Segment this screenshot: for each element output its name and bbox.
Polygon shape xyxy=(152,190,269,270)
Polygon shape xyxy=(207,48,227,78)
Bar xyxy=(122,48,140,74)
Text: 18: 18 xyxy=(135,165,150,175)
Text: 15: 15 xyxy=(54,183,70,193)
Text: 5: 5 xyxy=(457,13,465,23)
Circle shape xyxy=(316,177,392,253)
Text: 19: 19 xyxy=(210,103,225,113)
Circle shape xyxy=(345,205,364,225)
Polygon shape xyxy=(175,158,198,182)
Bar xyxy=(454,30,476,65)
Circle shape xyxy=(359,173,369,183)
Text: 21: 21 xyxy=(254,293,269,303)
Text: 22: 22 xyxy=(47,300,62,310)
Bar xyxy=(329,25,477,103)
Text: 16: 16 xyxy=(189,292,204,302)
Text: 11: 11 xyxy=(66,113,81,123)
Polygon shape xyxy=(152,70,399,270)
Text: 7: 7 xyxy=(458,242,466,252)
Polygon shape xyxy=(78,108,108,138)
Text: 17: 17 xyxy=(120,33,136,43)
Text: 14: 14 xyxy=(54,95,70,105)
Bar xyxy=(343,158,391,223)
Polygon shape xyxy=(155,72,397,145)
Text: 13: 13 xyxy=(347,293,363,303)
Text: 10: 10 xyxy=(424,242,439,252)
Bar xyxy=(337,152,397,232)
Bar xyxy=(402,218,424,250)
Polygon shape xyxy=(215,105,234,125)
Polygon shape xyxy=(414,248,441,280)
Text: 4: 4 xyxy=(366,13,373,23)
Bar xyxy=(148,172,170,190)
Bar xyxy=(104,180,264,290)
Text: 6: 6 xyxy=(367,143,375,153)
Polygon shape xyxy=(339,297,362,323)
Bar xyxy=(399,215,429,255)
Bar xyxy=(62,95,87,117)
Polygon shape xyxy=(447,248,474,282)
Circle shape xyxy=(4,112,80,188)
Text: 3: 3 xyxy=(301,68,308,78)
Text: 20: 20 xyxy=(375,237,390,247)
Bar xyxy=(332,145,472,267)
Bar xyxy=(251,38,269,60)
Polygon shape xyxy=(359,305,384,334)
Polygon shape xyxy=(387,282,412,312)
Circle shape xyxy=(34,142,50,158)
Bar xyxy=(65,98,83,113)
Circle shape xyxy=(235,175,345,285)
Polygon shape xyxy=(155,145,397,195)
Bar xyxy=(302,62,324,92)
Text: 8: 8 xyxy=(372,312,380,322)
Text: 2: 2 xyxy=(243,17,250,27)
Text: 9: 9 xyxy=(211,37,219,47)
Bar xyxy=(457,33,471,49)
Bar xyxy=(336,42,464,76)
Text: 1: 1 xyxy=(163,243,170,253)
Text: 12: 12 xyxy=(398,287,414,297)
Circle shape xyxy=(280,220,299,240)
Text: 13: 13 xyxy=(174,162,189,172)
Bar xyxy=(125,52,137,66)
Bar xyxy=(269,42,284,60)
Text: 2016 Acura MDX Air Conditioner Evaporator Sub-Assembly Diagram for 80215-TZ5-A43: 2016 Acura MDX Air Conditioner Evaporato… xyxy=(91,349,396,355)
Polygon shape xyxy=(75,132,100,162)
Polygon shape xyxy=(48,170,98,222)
◆ ◆ ◆ ◆
## [What is expected]
Can you quote all of the lines above word for word, from the first through the last?

## [Problem solution]
Segment this screenshot: for each element output its name and bbox.
Polygon shape xyxy=(152,190,269,270)
Polygon shape xyxy=(207,48,227,78)
Bar xyxy=(122,48,140,74)
Text: 18: 18 xyxy=(135,165,150,175)
Text: 15: 15 xyxy=(54,183,70,193)
Text: 5: 5 xyxy=(457,13,465,23)
Circle shape xyxy=(316,177,392,253)
Text: 19: 19 xyxy=(210,103,225,113)
Circle shape xyxy=(345,205,364,225)
Polygon shape xyxy=(175,158,198,182)
Bar xyxy=(454,30,476,65)
Circle shape xyxy=(359,173,369,183)
Text: 21: 21 xyxy=(254,293,269,303)
Text: 22: 22 xyxy=(47,300,62,310)
Bar xyxy=(329,25,477,103)
Text: 16: 16 xyxy=(189,292,204,302)
Text: 11: 11 xyxy=(66,113,81,123)
Polygon shape xyxy=(152,70,399,270)
Text: 7: 7 xyxy=(458,242,466,252)
Polygon shape xyxy=(78,108,108,138)
Text: 17: 17 xyxy=(120,33,136,43)
Text: 14: 14 xyxy=(54,95,70,105)
Bar xyxy=(343,158,391,223)
Polygon shape xyxy=(155,72,397,145)
Text: 13: 13 xyxy=(347,293,363,303)
Text: 10: 10 xyxy=(424,242,439,252)
Bar xyxy=(337,152,397,232)
Bar xyxy=(402,218,424,250)
Polygon shape xyxy=(215,105,234,125)
Polygon shape xyxy=(414,248,441,280)
Text: 4: 4 xyxy=(366,13,373,23)
Bar xyxy=(148,172,170,190)
Bar xyxy=(104,180,264,290)
Text: 6: 6 xyxy=(367,143,375,153)
Polygon shape xyxy=(339,297,362,323)
Bar xyxy=(399,215,429,255)
Bar xyxy=(62,95,87,117)
Polygon shape xyxy=(447,248,474,282)
Circle shape xyxy=(4,112,80,188)
Text: 3: 3 xyxy=(301,68,308,78)
Text: 20: 20 xyxy=(375,237,390,247)
Bar xyxy=(332,145,472,267)
Bar xyxy=(251,38,269,60)
Polygon shape xyxy=(359,305,384,334)
Polygon shape xyxy=(387,282,412,312)
Circle shape xyxy=(34,142,50,158)
Bar xyxy=(65,98,83,113)
Circle shape xyxy=(235,175,345,285)
Polygon shape xyxy=(155,145,397,195)
Bar xyxy=(302,62,324,92)
Text: 8: 8 xyxy=(372,312,380,322)
Text: 2: 2 xyxy=(243,17,250,27)
Text: 9: 9 xyxy=(211,37,219,47)
Bar xyxy=(457,33,471,49)
Bar xyxy=(336,42,464,76)
Text: 1: 1 xyxy=(163,243,170,253)
Text: 12: 12 xyxy=(398,287,414,297)
Circle shape xyxy=(280,220,299,240)
Text: 13: 13 xyxy=(174,162,189,172)
Bar xyxy=(125,52,137,66)
Bar xyxy=(269,42,284,60)
Text: 2016 Acura MDX Air Conditioner Evaporator Sub-Assembly Diagram for 80215-TZ5-A43: 2016 Acura MDX Air Conditioner Evaporato… xyxy=(91,349,396,355)
Polygon shape xyxy=(75,132,100,162)
Polygon shape xyxy=(48,170,98,222)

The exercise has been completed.